* START Information given *

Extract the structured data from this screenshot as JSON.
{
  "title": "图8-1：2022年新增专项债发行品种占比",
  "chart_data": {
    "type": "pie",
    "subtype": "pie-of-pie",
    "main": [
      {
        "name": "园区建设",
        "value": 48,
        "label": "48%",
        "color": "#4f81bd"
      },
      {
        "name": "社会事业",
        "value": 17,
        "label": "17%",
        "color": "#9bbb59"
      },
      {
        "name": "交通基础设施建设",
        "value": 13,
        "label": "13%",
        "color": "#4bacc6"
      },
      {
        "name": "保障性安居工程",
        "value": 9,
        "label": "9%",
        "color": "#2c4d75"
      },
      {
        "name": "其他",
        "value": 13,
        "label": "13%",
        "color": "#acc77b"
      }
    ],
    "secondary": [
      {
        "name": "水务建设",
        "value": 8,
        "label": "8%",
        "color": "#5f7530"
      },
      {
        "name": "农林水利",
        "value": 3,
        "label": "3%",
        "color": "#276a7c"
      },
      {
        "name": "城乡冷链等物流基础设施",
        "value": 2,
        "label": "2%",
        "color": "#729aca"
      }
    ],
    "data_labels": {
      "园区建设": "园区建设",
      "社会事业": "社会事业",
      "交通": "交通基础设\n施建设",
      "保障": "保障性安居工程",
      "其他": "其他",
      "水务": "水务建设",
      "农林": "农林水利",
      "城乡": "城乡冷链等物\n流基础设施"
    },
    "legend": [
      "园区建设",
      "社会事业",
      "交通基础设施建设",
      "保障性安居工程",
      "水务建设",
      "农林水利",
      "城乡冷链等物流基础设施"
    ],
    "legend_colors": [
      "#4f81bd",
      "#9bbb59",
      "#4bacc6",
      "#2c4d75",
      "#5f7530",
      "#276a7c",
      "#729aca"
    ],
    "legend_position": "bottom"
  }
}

* END Information given *

- Exercise: Set down the material above again, word for word.

- Answer in full:
Extract the structured data from this screenshot as JSON.
{
  "title": "图8-1：2022年新增专项债发行品种占比",
  "chart_data": {
    "type": "pie",
    "subtype": "pie-of-pie",
    "main": [
      {
        "name": "园区建设",
        "value": 48,
        "label": "48%",
        "color": "#4f81bd"
      },
      {
        "name": "社会事业",
        "value": 17,
        "label": "17%",
        "color": "#9bbb59"
      },
      {
        "name": "交通基础设施建设",
        "value": 13,
        "label": "13%",
        "color": "#4bacc6"
      },
      {
        "name": "保障性安居工程",
        "value": 9,
        "label": "9%",
        "color": "#2c4d75"
      },
      {
        "name": "其他",
        "value": 13,
        "label": "13%",
        "color": "#acc77b"
      }
    ],
    "secondary": [
      {
        "name": "水务建设",
        "value": 8,
        "label": "8%",
        "color": "#5f7530"
      },
      {
        "name": "农林水利",
        "value": 3,
        "label": "3%",
        "color": "#276a7c"
      },
      {
        "name": "城乡冷链等物流基础设施",
        "value": 2,
        "label": "2%",
        "color": "#729aca"
      }
    ],
    "data_labels": {
      "园区建设": "园区建设",
      "社会事业": "社会事业",
      "交通": "交通基础设\n施建设",
      "保障": "保障性安居工程",
      "其他": "其他",
      "水务": "水务建设",
      "农林": "农林水利",
      "城乡": "城乡冷链等物\n流基础设施"
    },
    "legend": [
      "园区建设",
      "社会事业",
      "交通基础设施建设",
      "保障性安居工程",
      "水务建设",
      "农林水利",
      "城乡冷链等物流基础设施"
    ],
    "legend_colors": [
      "#4f81bd",
      "#9bbb59",
      "#4bacc6",
      "#2c4d75",
      "#5f7530",
      "#276a7c",
      "#729aca"
    ],
    "legend_position": "bottom"
  }
}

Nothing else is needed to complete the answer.